:: Supplied records ::

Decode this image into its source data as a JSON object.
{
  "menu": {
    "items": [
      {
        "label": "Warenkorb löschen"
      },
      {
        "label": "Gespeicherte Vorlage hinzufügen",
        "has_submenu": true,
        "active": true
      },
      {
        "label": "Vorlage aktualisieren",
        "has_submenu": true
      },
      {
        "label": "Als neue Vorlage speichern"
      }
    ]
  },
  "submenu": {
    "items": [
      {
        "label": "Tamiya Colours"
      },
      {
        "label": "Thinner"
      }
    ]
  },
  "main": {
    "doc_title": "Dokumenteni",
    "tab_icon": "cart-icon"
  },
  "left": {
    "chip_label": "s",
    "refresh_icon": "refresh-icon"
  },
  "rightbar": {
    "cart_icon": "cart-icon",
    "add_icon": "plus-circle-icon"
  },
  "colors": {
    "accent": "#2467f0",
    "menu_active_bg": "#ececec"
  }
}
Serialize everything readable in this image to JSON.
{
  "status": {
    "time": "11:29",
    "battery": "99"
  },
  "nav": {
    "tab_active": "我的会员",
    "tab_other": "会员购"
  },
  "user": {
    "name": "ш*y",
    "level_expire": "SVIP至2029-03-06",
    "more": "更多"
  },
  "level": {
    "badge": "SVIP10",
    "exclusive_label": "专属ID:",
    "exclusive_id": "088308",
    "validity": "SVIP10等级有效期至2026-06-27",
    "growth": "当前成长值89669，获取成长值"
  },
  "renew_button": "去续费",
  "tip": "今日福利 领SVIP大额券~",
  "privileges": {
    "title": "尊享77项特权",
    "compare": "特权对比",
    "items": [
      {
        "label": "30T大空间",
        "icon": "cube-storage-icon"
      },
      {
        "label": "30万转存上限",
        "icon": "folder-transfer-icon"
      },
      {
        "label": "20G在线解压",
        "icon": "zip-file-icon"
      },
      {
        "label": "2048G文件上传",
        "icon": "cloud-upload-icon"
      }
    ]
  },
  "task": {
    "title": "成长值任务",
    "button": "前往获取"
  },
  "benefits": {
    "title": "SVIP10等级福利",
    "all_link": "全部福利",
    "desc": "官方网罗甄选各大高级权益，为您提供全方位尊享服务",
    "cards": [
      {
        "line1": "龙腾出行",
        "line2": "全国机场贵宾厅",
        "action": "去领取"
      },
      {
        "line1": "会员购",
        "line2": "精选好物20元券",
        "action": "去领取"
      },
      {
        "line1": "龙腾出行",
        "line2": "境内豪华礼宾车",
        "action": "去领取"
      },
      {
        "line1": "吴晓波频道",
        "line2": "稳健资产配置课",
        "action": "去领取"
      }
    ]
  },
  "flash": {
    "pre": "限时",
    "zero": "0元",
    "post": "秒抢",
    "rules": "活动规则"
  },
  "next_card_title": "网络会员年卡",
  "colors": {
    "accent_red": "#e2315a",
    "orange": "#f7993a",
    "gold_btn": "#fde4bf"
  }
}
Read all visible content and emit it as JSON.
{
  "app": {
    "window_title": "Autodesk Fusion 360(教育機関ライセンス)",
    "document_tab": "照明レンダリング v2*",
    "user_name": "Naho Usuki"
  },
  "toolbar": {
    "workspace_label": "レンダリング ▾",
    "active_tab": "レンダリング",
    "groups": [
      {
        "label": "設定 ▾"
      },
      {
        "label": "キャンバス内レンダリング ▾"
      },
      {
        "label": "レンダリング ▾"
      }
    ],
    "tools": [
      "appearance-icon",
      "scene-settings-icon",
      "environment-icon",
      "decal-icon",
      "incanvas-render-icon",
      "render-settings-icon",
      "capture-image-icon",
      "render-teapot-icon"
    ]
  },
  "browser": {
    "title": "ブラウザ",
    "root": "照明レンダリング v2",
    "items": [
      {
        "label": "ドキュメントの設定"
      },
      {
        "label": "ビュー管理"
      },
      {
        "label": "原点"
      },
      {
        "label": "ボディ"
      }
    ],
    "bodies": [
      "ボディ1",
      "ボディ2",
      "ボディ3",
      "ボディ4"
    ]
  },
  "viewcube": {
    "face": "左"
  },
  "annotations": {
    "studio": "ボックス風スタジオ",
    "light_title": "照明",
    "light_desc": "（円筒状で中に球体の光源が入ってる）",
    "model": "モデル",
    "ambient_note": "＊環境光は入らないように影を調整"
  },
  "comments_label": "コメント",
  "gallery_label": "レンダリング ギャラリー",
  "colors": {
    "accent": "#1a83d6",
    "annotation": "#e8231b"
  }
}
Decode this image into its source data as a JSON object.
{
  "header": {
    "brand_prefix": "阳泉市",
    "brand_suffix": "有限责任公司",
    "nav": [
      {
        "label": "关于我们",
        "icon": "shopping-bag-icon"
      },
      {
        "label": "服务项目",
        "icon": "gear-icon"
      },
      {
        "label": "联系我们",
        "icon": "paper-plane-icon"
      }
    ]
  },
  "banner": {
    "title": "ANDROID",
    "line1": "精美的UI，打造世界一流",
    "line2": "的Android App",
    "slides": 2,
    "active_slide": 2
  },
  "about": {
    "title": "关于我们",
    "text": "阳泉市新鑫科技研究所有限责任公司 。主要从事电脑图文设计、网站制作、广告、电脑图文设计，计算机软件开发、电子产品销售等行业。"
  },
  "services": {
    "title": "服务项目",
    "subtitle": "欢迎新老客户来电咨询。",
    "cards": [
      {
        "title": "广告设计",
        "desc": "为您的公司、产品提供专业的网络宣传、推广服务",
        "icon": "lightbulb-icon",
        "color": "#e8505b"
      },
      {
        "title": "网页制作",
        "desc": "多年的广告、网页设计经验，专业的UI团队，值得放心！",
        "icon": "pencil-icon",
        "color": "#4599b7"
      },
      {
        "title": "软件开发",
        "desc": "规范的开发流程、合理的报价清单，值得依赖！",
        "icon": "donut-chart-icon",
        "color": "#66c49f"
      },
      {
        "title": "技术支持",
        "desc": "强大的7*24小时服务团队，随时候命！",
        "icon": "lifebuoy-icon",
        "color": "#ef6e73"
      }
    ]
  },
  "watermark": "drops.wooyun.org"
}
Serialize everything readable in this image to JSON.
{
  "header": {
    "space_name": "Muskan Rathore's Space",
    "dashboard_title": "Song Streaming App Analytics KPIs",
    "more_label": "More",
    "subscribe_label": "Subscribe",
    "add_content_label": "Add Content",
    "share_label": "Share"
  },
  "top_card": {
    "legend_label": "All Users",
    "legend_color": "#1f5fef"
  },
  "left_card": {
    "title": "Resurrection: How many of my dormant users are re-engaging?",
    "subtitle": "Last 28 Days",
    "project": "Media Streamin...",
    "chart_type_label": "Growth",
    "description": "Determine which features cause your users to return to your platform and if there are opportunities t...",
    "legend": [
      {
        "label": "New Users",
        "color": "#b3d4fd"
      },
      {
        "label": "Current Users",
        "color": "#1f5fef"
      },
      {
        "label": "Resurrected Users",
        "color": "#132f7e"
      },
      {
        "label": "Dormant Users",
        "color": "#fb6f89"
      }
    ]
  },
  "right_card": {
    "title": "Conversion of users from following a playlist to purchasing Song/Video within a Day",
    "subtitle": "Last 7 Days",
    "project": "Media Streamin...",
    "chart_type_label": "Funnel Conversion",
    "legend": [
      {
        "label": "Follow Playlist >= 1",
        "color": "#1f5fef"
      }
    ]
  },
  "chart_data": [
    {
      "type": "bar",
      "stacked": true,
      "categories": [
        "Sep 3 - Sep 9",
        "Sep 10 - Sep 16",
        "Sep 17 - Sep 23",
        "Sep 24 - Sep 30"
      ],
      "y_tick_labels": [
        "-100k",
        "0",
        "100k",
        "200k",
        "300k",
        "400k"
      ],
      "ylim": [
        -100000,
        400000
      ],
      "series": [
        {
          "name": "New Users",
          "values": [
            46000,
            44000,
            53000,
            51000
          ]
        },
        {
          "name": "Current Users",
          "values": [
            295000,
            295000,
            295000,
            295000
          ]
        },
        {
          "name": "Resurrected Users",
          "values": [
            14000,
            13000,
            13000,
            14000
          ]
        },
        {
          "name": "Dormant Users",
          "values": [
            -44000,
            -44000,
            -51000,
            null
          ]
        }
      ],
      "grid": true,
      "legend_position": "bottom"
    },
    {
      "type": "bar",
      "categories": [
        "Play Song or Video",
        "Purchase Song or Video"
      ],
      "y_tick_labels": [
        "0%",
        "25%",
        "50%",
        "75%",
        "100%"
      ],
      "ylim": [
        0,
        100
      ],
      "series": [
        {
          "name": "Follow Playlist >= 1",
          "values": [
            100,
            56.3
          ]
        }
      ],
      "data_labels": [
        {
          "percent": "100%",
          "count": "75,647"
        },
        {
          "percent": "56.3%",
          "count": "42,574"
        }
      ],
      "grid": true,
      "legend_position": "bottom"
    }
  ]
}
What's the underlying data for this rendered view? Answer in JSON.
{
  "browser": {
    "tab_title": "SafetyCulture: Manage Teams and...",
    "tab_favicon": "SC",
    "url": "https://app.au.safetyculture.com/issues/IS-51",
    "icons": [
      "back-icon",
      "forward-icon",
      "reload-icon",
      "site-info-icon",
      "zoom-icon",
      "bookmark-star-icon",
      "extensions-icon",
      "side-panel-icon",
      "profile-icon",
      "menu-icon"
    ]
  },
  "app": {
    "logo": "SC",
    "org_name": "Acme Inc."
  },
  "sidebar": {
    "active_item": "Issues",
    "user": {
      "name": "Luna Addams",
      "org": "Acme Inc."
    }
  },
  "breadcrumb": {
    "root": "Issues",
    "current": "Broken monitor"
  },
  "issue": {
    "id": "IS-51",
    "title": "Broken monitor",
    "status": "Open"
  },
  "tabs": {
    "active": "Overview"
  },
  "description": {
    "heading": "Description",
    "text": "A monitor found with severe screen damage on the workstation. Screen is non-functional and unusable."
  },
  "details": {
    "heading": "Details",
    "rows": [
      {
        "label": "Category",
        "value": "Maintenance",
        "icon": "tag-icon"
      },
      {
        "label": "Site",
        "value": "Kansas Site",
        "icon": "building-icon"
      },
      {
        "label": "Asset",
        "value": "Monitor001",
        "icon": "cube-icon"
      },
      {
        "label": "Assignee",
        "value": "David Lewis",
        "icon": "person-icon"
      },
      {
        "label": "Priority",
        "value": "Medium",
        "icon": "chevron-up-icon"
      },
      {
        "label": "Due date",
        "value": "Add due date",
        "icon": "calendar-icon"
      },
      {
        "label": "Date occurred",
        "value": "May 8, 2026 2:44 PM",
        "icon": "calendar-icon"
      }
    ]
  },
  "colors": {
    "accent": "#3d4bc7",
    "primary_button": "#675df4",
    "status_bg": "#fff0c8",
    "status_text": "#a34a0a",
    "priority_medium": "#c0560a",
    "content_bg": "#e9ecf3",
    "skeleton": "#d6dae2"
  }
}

:::

To do — Show the lines that mention the word "subtitle".

Exercise answer —
    "subtitle": "欢迎新老客户来电咨询。",
    "subtitle": "Last 28 Days",
    "subtitle": "Last 7 Days",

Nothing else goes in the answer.